Layout element entries

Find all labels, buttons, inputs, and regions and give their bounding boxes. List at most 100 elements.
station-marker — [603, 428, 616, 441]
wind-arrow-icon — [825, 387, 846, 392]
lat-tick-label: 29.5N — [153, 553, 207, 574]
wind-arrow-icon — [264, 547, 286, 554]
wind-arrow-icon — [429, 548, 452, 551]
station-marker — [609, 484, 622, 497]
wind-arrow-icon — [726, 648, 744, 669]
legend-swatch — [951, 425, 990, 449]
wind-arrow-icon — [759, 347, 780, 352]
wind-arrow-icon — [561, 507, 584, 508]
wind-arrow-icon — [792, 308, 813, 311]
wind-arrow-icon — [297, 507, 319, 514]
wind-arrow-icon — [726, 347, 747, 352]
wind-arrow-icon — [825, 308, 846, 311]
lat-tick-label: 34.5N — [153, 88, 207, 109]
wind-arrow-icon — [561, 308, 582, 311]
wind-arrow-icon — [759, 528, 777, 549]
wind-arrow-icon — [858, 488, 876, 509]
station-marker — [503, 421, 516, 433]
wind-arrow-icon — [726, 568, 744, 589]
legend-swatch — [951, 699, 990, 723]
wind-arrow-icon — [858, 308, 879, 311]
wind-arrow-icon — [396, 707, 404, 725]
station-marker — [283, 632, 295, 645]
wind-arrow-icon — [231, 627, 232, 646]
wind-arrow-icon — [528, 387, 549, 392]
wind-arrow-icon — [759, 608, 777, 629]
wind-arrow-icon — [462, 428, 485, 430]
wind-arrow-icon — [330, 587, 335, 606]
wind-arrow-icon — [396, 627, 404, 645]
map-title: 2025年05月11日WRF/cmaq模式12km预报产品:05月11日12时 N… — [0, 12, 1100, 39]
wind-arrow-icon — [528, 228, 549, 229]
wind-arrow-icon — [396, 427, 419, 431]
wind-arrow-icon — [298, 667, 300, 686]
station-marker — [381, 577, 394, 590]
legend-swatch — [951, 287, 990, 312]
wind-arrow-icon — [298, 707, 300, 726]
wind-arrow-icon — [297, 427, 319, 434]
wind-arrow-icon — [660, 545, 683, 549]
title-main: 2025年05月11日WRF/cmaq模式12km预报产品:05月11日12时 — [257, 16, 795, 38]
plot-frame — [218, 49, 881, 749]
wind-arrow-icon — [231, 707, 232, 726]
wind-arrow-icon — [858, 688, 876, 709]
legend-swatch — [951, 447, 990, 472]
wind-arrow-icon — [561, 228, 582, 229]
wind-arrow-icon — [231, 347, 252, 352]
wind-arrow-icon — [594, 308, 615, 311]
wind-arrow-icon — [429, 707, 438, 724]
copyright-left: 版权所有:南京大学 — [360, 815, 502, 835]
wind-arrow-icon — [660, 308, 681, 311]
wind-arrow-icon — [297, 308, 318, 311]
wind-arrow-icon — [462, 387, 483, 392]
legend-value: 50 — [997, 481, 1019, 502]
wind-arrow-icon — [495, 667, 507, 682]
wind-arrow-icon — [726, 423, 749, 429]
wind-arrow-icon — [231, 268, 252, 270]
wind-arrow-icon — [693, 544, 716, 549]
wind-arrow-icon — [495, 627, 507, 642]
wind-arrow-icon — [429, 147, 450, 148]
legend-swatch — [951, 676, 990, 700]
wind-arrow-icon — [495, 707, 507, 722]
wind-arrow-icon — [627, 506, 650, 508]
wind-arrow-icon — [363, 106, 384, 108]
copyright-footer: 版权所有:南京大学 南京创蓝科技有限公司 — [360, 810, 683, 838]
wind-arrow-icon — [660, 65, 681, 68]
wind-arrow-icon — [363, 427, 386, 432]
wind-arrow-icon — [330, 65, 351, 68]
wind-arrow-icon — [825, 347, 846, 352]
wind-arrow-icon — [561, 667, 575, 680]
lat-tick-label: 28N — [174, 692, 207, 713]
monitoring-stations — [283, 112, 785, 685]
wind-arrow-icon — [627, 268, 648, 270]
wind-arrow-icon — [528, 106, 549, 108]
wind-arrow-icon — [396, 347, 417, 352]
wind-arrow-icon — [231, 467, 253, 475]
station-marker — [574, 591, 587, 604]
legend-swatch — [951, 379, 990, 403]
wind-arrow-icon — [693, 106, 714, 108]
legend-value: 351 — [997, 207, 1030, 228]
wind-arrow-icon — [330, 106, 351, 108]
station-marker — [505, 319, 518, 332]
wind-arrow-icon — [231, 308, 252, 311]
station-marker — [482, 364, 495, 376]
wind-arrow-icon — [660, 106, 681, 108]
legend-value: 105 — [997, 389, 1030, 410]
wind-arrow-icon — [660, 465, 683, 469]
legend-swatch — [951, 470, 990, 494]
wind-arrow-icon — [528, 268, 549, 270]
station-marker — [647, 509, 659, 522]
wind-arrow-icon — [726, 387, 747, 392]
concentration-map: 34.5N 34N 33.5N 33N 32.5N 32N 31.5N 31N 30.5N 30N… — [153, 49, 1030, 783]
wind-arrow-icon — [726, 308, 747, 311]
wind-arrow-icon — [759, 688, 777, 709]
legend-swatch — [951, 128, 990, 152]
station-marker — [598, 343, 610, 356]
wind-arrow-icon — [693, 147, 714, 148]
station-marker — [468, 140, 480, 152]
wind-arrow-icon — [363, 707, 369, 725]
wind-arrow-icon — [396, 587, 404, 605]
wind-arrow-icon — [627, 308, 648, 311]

Task objective: Return every one of the lines above, word for word and unchanged.

Completed exercise:
Find all labels, buttons, inputs, and regions and give their bounding boxes. List at most 100 elements.
station-marker — [603, 428, 616, 441]
wind-arrow-icon — [825, 387, 846, 392]
lat-tick-label: 29.5N — [153, 553, 207, 574]
wind-arrow-icon — [264, 547, 286, 554]
wind-arrow-icon — [429, 548, 452, 551]
station-marker — [609, 484, 622, 497]
wind-arrow-icon — [726, 648, 744, 669]
legend-swatch — [951, 425, 990, 449]
wind-arrow-icon — [759, 347, 780, 352]
wind-arrow-icon — [561, 507, 584, 508]
wind-arrow-icon — [792, 308, 813, 311]
wind-arrow-icon — [297, 507, 319, 514]
wind-arrow-icon — [726, 347, 747, 352]
wind-arrow-icon — [825, 308, 846, 311]
lat-tick-label: 34.5N — [153, 88, 207, 109]
wind-arrow-icon — [561, 308, 582, 311]
wind-arrow-icon — [759, 528, 777, 549]
wind-arrow-icon — [858, 488, 876, 509]
station-marker — [503, 421, 516, 433]
wind-arrow-icon — [726, 568, 744, 589]
legend-swatch — [951, 699, 990, 723]
wind-arrow-icon — [858, 308, 879, 311]
wind-arrow-icon — [396, 707, 404, 725]
station-marker — [283, 632, 295, 645]
wind-arrow-icon — [231, 627, 232, 646]
wind-arrow-icon — [528, 387, 549, 392]
wind-arrow-icon — [759, 608, 777, 629]
wind-arrow-icon — [462, 428, 485, 430]
wind-arrow-icon — [330, 587, 335, 606]
wind-arrow-icon — [396, 627, 404, 645]
map-title: 2025年05月11日WRF/cmaq模式12km预报产品:05月11日12时 N… — [0, 12, 1100, 39]
wind-arrow-icon — [528, 228, 549, 229]
wind-arrow-icon — [396, 427, 419, 431]
wind-arrow-icon — [298, 667, 300, 686]
station-marker — [381, 577, 394, 590]
legend-swatch — [951, 287, 990, 312]
wind-arrow-icon — [298, 707, 300, 726]
wind-arrow-icon — [297, 427, 319, 434]
wind-arrow-icon — [660, 545, 683, 549]
title-main: 2025年05月11日WRF/cmaq模式12km预报产品:05月11日12时 — [257, 16, 795, 38]
plot-frame — [218, 49, 881, 749]
wind-arrow-icon — [231, 707, 232, 726]
wind-arrow-icon — [858, 688, 876, 709]
legend-swatch — [951, 447, 990, 472]
wind-arrow-icon — [561, 228, 582, 229]
wind-arrow-icon — [231, 347, 252, 352]
wind-arrow-icon — [594, 308, 615, 311]
wind-arrow-icon — [429, 707, 438, 724]
copyright-left: 版权所有:南京大学 — [360, 815, 502, 835]
wind-arrow-icon — [660, 308, 681, 311]
wind-arrow-icon — [297, 308, 318, 311]
wind-arrow-icon — [462, 387, 483, 392]
legend-value: 50 — [997, 481, 1019, 502]
wind-arrow-icon — [495, 667, 507, 682]
wind-arrow-icon — [726, 423, 749, 429]
wind-arrow-icon — [231, 268, 252, 270]
wind-arrow-icon — [693, 544, 716, 549]
wind-arrow-icon — [495, 627, 507, 642]
wind-arrow-icon — [429, 147, 450, 148]
legend-swatch — [951, 676, 990, 700]
wind-arrow-icon — [495, 707, 507, 722]
wind-arrow-icon — [627, 506, 650, 508]
wind-arrow-icon — [363, 106, 384, 108]
copyright-footer: 版权所有:南京大学 南京创蓝科技有限公司 — [360, 810, 683, 838]
wind-arrow-icon — [660, 65, 681, 68]
wind-arrow-icon — [363, 427, 386, 432]
wind-arrow-icon — [330, 65, 351, 68]
wind-arrow-icon — [825, 347, 846, 352]
wind-arrow-icon — [561, 667, 575, 680]
lat-tick-label: 28N — [174, 692, 207, 713]
monitoring-stations — [283, 112, 785, 685]
wind-arrow-icon — [627, 268, 648, 270]
wind-arrow-icon — [528, 106, 549, 108]
wind-arrow-icon — [396, 347, 417, 352]
wind-arrow-icon — [231, 467, 253, 475]
station-marker — [574, 591, 587, 604]
legend-swatch — [951, 379, 990, 403]
wind-arrow-icon — [693, 106, 714, 108]
legend-value: 351 — [997, 207, 1030, 228]
wind-arrow-icon — [330, 106, 351, 108]
station-marker — [505, 319, 518, 332]
wind-arrow-icon — [231, 308, 252, 311]
station-marker — [482, 364, 495, 376]
wind-arrow-icon — [660, 106, 681, 108]
legend-value: 105 — [997, 389, 1030, 410]
wind-arrow-icon — [660, 465, 683, 469]
legend-swatch — [951, 470, 990, 494]
wind-arrow-icon — [528, 268, 549, 270]
station-marker — [647, 509, 659, 522]
wind-arrow-icon — [726, 387, 747, 392]
concentration-map: 34.5N 34N 33.5N 33N 32.5N 32N 31.5N 31N 30.5N 30N… — [153, 49, 1030, 783]
wind-arrow-icon — [726, 308, 747, 311]
wind-arrow-icon — [759, 688, 777, 709]
legend-swatch — [951, 128, 990, 152]
station-marker — [598, 343, 610, 356]
wind-arrow-icon — [693, 147, 714, 148]
station-marker — [468, 140, 480, 152]
wind-arrow-icon — [363, 707, 369, 725]
wind-arrow-icon — [396, 587, 404, 605]
wind-arrow-icon — [627, 308, 648, 311]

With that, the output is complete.